Below are the records; locate each line with the word "What" and copy it.

________________________________________

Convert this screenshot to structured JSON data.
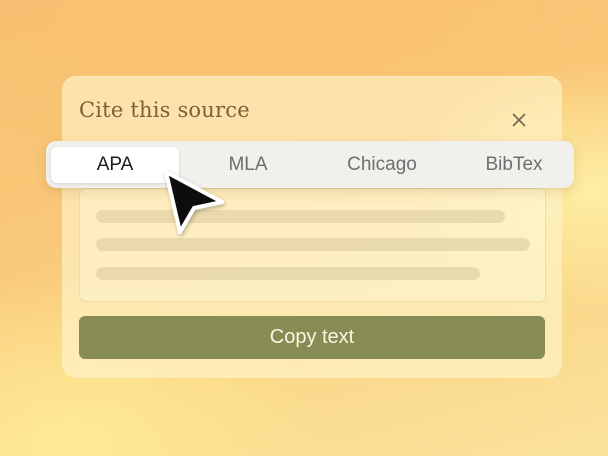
{
  "dialog": {
    "title": "Cite this source",
    "close_icon": "close-icon",
    "copy_button_label": "Copy text"
  },
  "tabs": [
    {
      "label": "APA",
      "active": true
    },
    {
      "label": "MLA",
      "active": false
    },
    {
      "label": "Chicago",
      "active": false
    },
    {
      "label": "BibTex",
      "active": false
    }
  ],
  "cursor_icon": "arrow-pointer-icon",
  "colors": {
    "accent_button": "#868c54",
    "title_text": "#7a6236"
  }
}
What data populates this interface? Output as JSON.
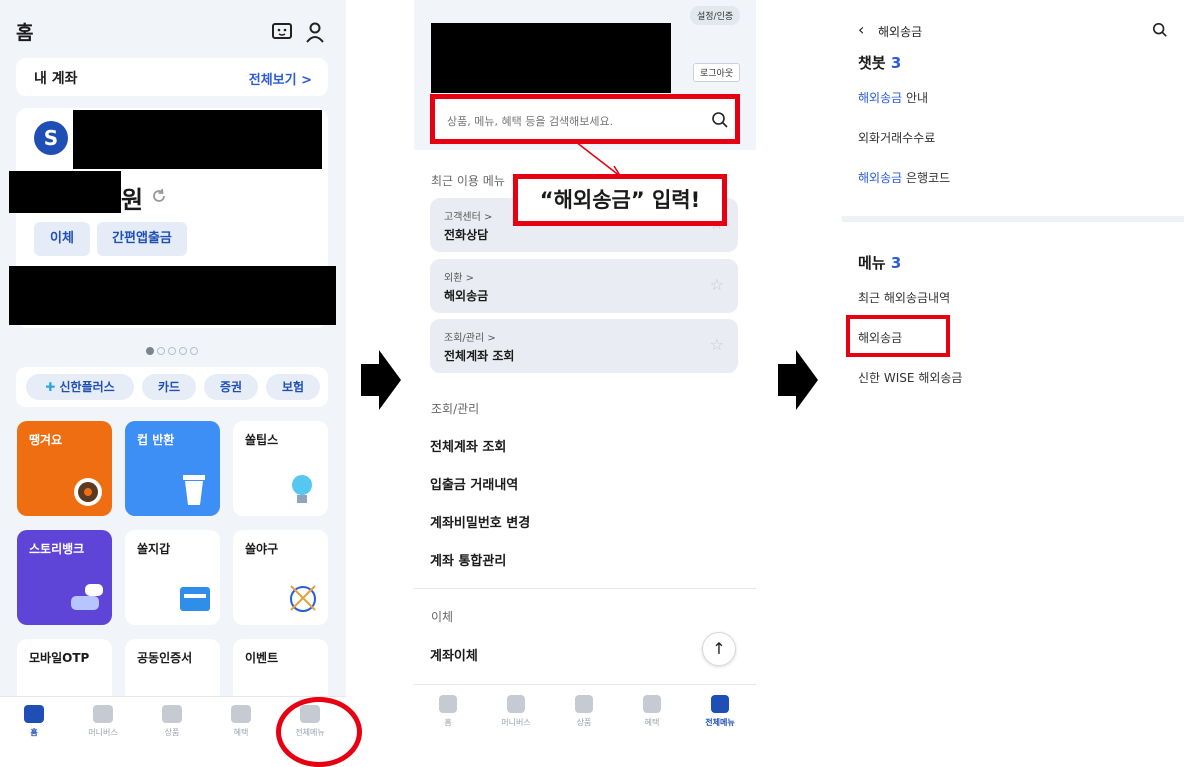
{
  "panel1": {
    "title": "홈",
    "account_header": {
      "label": "내 계좌",
      "view_all": "전체보기 >"
    },
    "account_card": {
      "amount_suffix": "원",
      "buttons": [
        "이체",
        "간편앱출금"
      ]
    },
    "carousel_pages": 5,
    "carousel_active": 1,
    "chips": [
      "신한플러스",
      "카드",
      "증권",
      "보험"
    ],
    "tiles": [
      "땡겨요",
      "컵 반환",
      "쏠팁스",
      "스토리뱅크",
      "쏠지갑",
      "쏠야구",
      "모바일OTP",
      "공동인증서",
      "이벤트"
    ],
    "tabs": [
      "홈",
      "머니버스",
      "상품",
      "혜택",
      "전체메뉴"
    ],
    "active_tab": "홈"
  },
  "panel2": {
    "settings_tag": "설정/인증",
    "logout_button": "로그아웃",
    "search_placeholder": "상품, 메뉴, 혜택 등을 검색해보세요.",
    "recent_label": "최근 이용 메뉴",
    "callout": "“해외송금” 입력!",
    "recent": [
      {
        "category": "고객센터 >",
        "title": "전화상담"
      },
      {
        "category": "외환 >",
        "title": "해외송금"
      },
      {
        "category": "조회/관리 >",
        "title": "전체계좌 조회"
      }
    ],
    "section1_label": "조회/관리",
    "section1_items": [
      "전체계좌 조회",
      "입출금 거래내역",
      "계좌비밀번호 변경",
      "계좌 통합관리"
    ],
    "section2_label": "이체",
    "section2_items": [
      "계좌이체"
    ],
    "tabs": [
      "홈",
      "머니버스",
      "상품",
      "혜택",
      "전체메뉴"
    ],
    "active_tab": "전체메뉴"
  },
  "panel3": {
    "query": "해외송금",
    "chatbot": {
      "title": "챗봇",
      "count": "3",
      "results": [
        {
          "hl": "해외송금",
          "rest": " 안내"
        },
        {
          "hl": "",
          "rest": "외화거래수수료"
        },
        {
          "hl": "해외송금",
          "rest": " 은행코드"
        }
      ]
    },
    "menu": {
      "title": "메뉴",
      "count": "3",
      "results": [
        "최근 해외송금내역",
        "해외송금",
        "신한 WISE 해외송금"
      ]
    }
  },
  "colors": {
    "accent_red": "#e60012",
    "brand_blue": "#1f4fb4",
    "link_blue": "#2b5bd6"
  }
}
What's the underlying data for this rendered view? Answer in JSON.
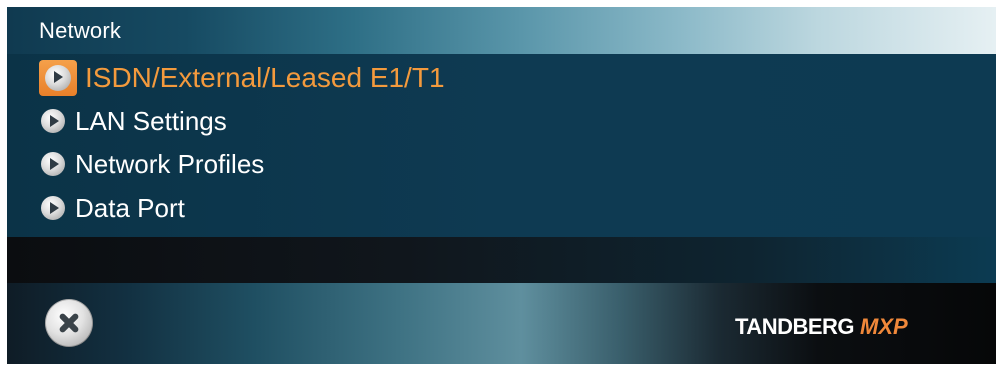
{
  "window": {
    "title": "Network"
  },
  "menu": {
    "items": [
      {
        "label": "ISDN/External/Leased E1/T1",
        "selected": true,
        "icon": "play-arrow-icon"
      },
      {
        "label": "LAN Settings",
        "selected": false,
        "icon": "play-arrow-icon"
      },
      {
        "label": "Network Profiles",
        "selected": false,
        "icon": "play-arrow-icon"
      },
      {
        "label": "Data Port",
        "selected": false,
        "icon": "play-arrow-icon"
      }
    ]
  },
  "footer": {
    "close_icon": "close-icon",
    "logo": {
      "brand": "TANDBERG",
      "product": "MXP"
    }
  },
  "colors": {
    "accent": "#f39a3d",
    "selection_box": "#e8802a",
    "menu_background": "#0e3a52",
    "text": "#ffffff"
  }
}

________________________________________

Answer to the problem:
What data populates this interface? Output as JSON.
What's the underlying data for this rendered view? Answer in JSON.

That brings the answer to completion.